__Texto de partida__.

La dimensión espiritual del silencio en tiempos de pandemia

¡Cuánto silencio nos hace falta para aprender a vivir en una sociedad que se ahoga en medio del bullicio y de tanta alharaca verbal sin ninguna trascendencia que no sea la de tratar de vivir con la mejor comodidad, sin que haya un esfuerzo considerable de por medio para educarnos en la práctica de tantas cosas buenas que sí tiene la vida y un buen puñado de gente noble que trata de vivir aportando con todo su talante intelectual y espiritual para que la sociedad aprenda a vivir dentro del marco de infinidad de valores que ella misma ha construido a través de su largo historial humano!

Entre tantos y nobles valores para una efectiva convivencia humana, sobre todo en estos tiempos tan difíciles por el virus mortal del Covid 19, está el del silencio para meditar y apreciar la vida en su más alta dimensión de trascendencia humano-espiritual, tan venido a menos en la llamada sociedad postmoderna de la información.

O será que frente a tanta información que no ha podido ser procesada como conocimiento, peor como sabiduría, el silencio se ha visto apabullado, lisiado, sin ánimo para levantarse y para que pueda cohabitar tranquilo, sereno y en remansa paz en el interior y en el corazón del alma humana que urgente necesita acostumbrarse a hacer silencio dentro de sí para que se le haga fácil también guardar silencio frente a los demás.

__Ejercicios propuestos__.
1. Transcribe del texto sobre el silencio el tramo que va desde "O será que frente" hasta "a los demás.".
2. Resume en una sola oración el párrafo del texto sobre el silencio que empieza con "Entre tantos y nobles valores", sin omitir sus datos principales.

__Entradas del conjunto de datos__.
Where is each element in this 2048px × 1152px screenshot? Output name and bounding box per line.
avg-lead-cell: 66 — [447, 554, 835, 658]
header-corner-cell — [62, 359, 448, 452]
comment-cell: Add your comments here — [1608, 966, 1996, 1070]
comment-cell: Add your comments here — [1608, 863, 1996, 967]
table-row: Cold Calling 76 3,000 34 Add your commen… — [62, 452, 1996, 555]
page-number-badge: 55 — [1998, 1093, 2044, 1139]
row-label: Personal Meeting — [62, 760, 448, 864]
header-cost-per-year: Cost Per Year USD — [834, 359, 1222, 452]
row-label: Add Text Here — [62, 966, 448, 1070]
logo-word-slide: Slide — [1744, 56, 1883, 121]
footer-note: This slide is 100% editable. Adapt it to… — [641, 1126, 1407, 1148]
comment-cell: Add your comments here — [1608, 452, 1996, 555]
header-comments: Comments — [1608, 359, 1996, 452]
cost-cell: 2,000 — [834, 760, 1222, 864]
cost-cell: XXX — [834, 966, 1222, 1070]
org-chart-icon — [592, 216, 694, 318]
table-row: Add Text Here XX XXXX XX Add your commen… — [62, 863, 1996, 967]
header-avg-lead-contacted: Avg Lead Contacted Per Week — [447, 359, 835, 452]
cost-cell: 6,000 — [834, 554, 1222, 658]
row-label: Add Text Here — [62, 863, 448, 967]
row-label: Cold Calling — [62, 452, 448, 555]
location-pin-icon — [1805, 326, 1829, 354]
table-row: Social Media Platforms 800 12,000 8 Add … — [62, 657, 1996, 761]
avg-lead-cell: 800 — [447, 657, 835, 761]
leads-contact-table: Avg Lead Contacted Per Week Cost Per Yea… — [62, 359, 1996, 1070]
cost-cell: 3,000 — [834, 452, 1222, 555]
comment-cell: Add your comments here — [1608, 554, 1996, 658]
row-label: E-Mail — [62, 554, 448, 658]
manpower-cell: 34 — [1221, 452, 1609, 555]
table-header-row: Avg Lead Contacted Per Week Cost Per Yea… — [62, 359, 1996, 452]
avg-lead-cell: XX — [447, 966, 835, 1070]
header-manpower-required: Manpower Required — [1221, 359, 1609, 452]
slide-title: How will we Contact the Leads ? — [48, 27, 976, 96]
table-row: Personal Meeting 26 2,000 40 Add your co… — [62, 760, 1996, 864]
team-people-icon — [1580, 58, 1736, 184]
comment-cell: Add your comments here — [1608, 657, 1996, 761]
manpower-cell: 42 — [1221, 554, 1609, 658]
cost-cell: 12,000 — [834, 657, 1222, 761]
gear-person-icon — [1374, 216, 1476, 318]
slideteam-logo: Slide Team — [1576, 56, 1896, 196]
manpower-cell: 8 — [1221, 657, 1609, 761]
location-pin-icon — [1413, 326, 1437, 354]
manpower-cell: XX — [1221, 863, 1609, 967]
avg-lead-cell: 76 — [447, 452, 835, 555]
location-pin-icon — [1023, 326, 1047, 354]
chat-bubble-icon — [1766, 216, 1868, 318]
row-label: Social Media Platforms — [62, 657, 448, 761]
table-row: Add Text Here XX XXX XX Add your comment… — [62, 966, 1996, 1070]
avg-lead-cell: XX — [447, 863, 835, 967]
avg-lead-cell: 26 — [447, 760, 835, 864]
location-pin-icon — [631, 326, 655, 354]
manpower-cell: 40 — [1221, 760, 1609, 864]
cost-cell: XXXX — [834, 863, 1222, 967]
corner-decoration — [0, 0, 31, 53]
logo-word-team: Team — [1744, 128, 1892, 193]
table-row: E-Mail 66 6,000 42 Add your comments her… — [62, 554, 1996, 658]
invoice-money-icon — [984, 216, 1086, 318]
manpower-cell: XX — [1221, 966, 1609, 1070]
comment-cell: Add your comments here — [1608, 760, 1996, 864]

__Soluciones__.
1.
O será que frente a tanta información que no ha podido ser procesada como conocimiento, peor como sabiduría, el silencio se ha visto apabullado, lisiado, sin ánimo para levantarse y para que pueda cohabitar tranquilo, sereno y en remansa paz en el interior y en el corazón del alma humana que urgente necesita acostumbrarse a hacer silencio dentro de sí para que se le haga fácil también guardar silencio frente a los demás.

2. Entre los valores necesarios para la convivencia humana, especialmente en los difíciles tiempos del Covid 19, está el silencio para meditar y apreciar la vida en su dimensión humano-espiritual, un valor muy venido a menos en la sociedad postmoderna de la información.